=== REQUEST ===
Check each line of the listing below for the string "this", and copy the ones that have it.

::::::::

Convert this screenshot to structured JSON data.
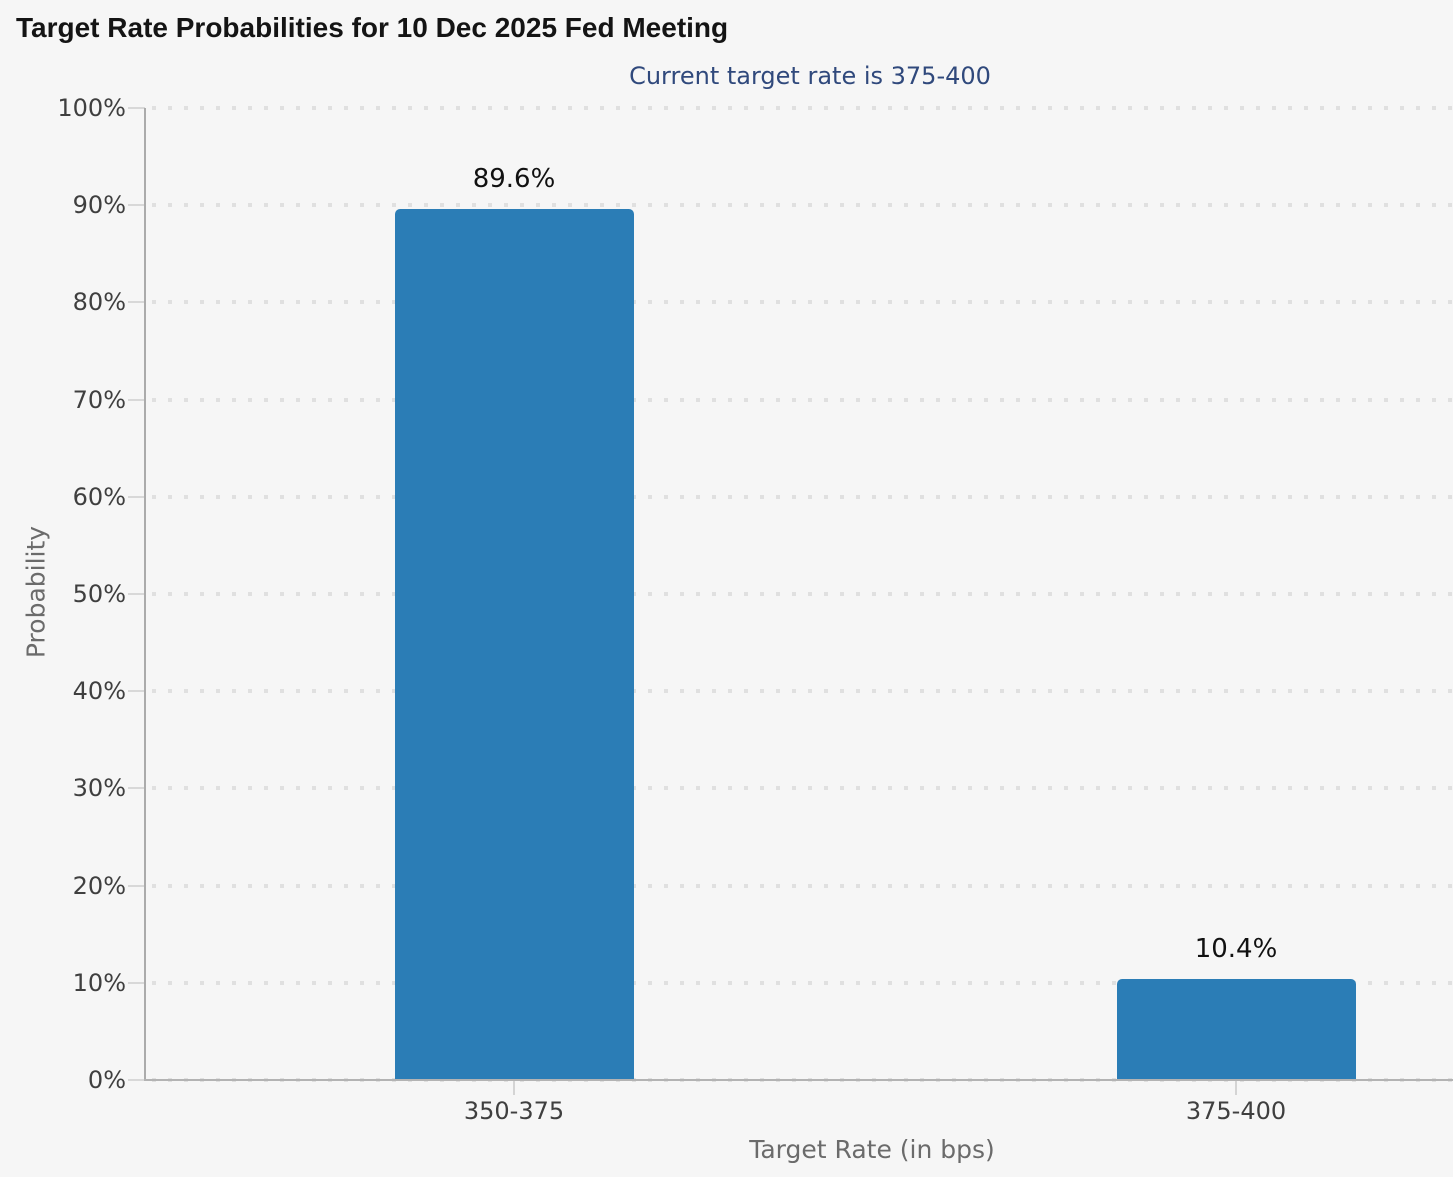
{
  "chart_data": {
    "type": "bar",
    "title": "Target Rate Probabilities for 10 Dec 2025 Fed Meeting",
    "subtitle": "Current target rate is 375-400",
    "xlabel": "Target Rate (in bps)",
    "ylabel": "Probability",
    "categories": [
      "350-375",
      "375-400"
    ],
    "values": [
      89.6,
      10.4
    ],
    "value_labels": [
      "89.6%",
      "10.4%"
    ],
    "ylim": [
      0,
      100
    ],
    "ytick_step": 10,
    "ytick_labels": [
      "0%",
      "10%",
      "20%",
      "30%",
      "40%",
      "50%",
      "60%",
      "70%",
      "80%",
      "90%",
      "100%"
    ],
    "grid": "dotted-horizontal",
    "legend": "none",
    "colors": {
      "bar": "#2b7db6",
      "background": "#f6f6f6",
      "title": "#141414",
      "subtitle": "#30497c",
      "axis_line": "#b3b3b3",
      "grid_dot": "#e0e0e0",
      "tick_label": "#3f3f3f",
      "axis_title": "#6b6b6b"
    }
  }
}
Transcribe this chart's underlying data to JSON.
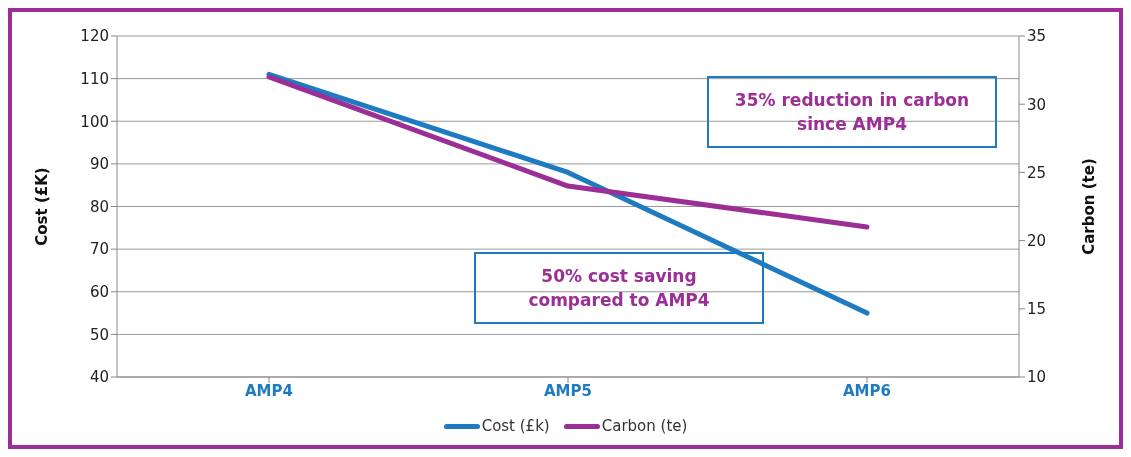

::::::::

=== SOLVED EXERCISE ===
Convert this screenshot to structured JSON data.
Transcribe this chart's underlying data to JSON.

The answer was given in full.